■ **REQUIREMENTS**: Reproduce every entry below precisely; do not include the pictures.

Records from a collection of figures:
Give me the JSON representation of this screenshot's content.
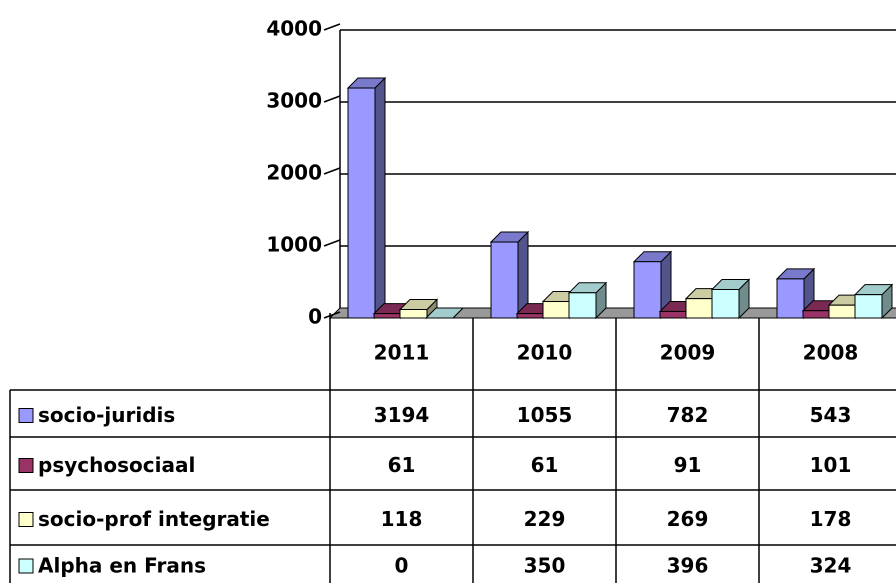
{
  "chart_data": {
    "type": "bar",
    "categories": [
      "2011",
      "2010",
      "2009",
      "2008"
    ],
    "series": [
      {
        "name": "socio-juridis",
        "color": "#9999ff",
        "values": [
          3194,
          1055,
          782,
          543
        ]
      },
      {
        "name": "psychosociaal",
        "color": "#993366",
        "values": [
          61,
          61,
          91,
          101
        ]
      },
      {
        "name": "socio-prof integratie",
        "color": "#ffffcc",
        "values": [
          118,
          229,
          269,
          178
        ]
      },
      {
        "name": "Alpha en Frans",
        "color": "#ccffff",
        "values": [
          0,
          350,
          396,
          324
        ]
      }
    ],
    "ylim": [
      0,
      4000
    ],
    "yticks": [
      0,
      1000,
      2000,
      3000,
      4000
    ],
    "grid": true
  }
}
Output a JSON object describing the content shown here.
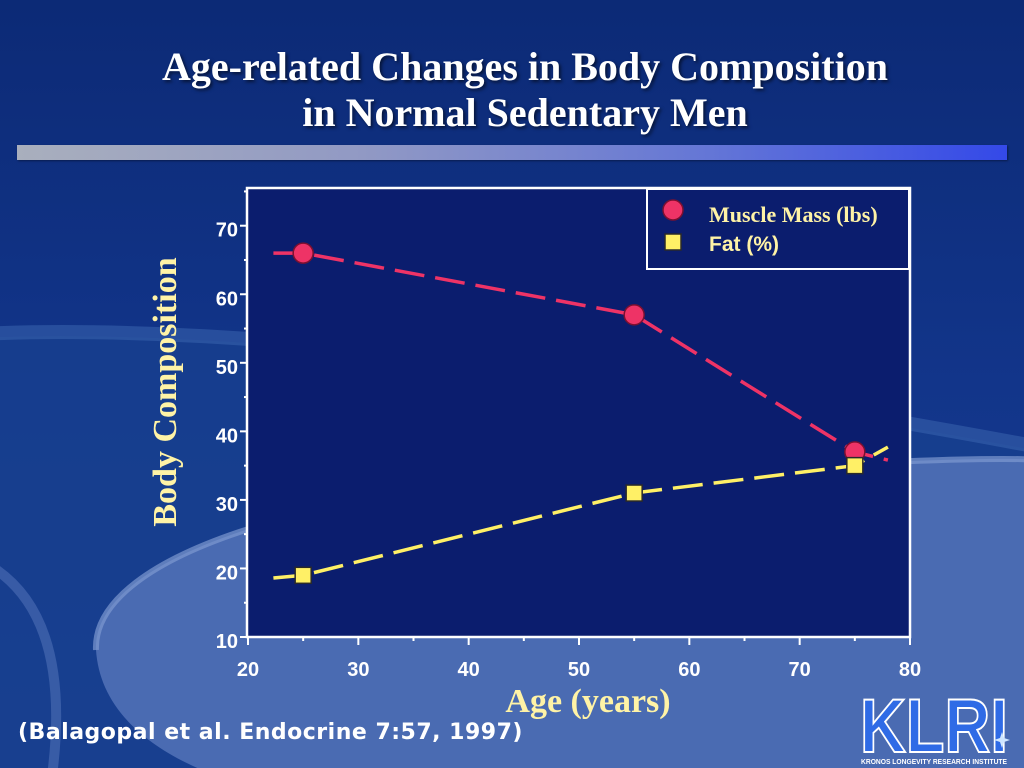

■ **WRITTEN SOLUTION**:
Give me the JSON representation of this screenshot's content.
{
  "chart_data": {
    "type": "bar",
    "categories": [
      "2011",
      "2010",
      "2009",
      "2008"
    ],
    "series": [
      {
        "name": "socio-juridis",
        "color": "#9999ff",
        "values": [
          3194,
          1055,
          782,
          543
        ]
      },
      {
        "name": "psychosociaal",
        "color": "#993366",
        "values": [
          61,
          61,
          91,
          101
        ]
      },
      {
        "name": "socio-prof integratie",
        "color": "#ffffcc",
        "values": [
          118,
          229,
          269,
          178
        ]
      },
      {
        "name": "Alpha en Frans",
        "color": "#ccffff",
        "values": [
          0,
          350,
          396,
          324
        ]
      }
    ],
    "ylim": [
      0,
      4000
    ],
    "yticks": [
      0,
      1000,
      2000,
      3000,
      4000
    ],
    "grid": true
  }
}
Output a JSON object describing the content shown here.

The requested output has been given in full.